(Saved data entries)
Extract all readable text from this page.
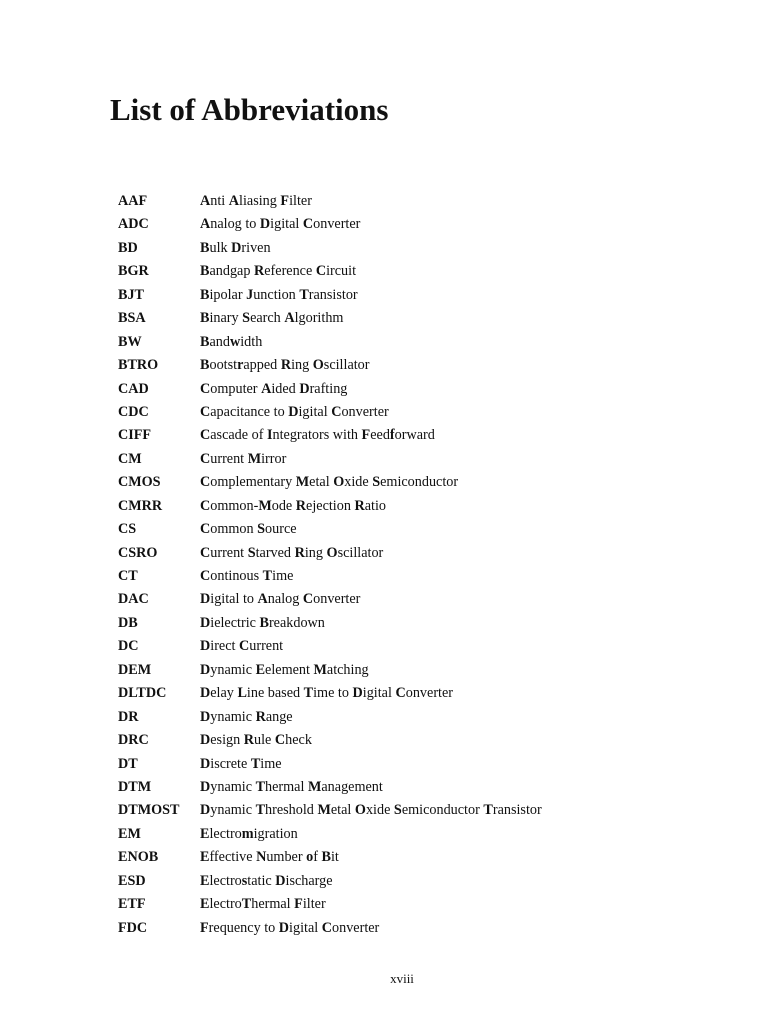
List of Abbreviations
AAF	Anti Aliasing Filter
ADC	Analog to Digital Converter
BD	Bulk Driven
BGR	Bandgap Reference Circuit
BJT	Bipolar Junction Transistor
BSA	Binary Search Algorithm
BW	Bandwidth
BTRO	Bootstrapped Ring Oscillator
CAD	Computer Aided Drafting
CDC	Capacitance to Digital Converter
CIFF	Cascade of Integrators with Feedforward
CM	Current Mirror
CMOS	Complementary Metal Oxide Semiconductor
CMRR	Common-Mode Rejection Ratio
CS	Common Source
CSRO	Current Starved Ring Oscillator
CT	Continous Time
DAC	Digital to Analog Converter
DB	Dielectric Breakdown
DC	Direct Current
DEM	Dynamic Eelement Matching
DLTDC	Delay Line based Time to Digital Converter
DR	Dynamic Range
DRC	Design Rule Check
DT	Discrete Time
DTM	Dynamic Thermal Management
DTMOST	Dynamic Threshold Metal Oxide Semiconductor Transistor
EM	Electromigration
ENOB	Effective Number of Bit
ESD	Electrostatic Discharge
ETF	ElectroThermal Filter
FDC	Frequency to Digital Converter
xviii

> _Given task_
Pull every line containing "Digital" from the material above.

> _Solution for this problem_
ADC	Analog to Digital Converter
CDC	Capacitance to Digital Converter
DAC	Digital to Analog Converter
DLTDC	Delay Line based Time to Digital Converter
FDC	Frequency to Digital Converter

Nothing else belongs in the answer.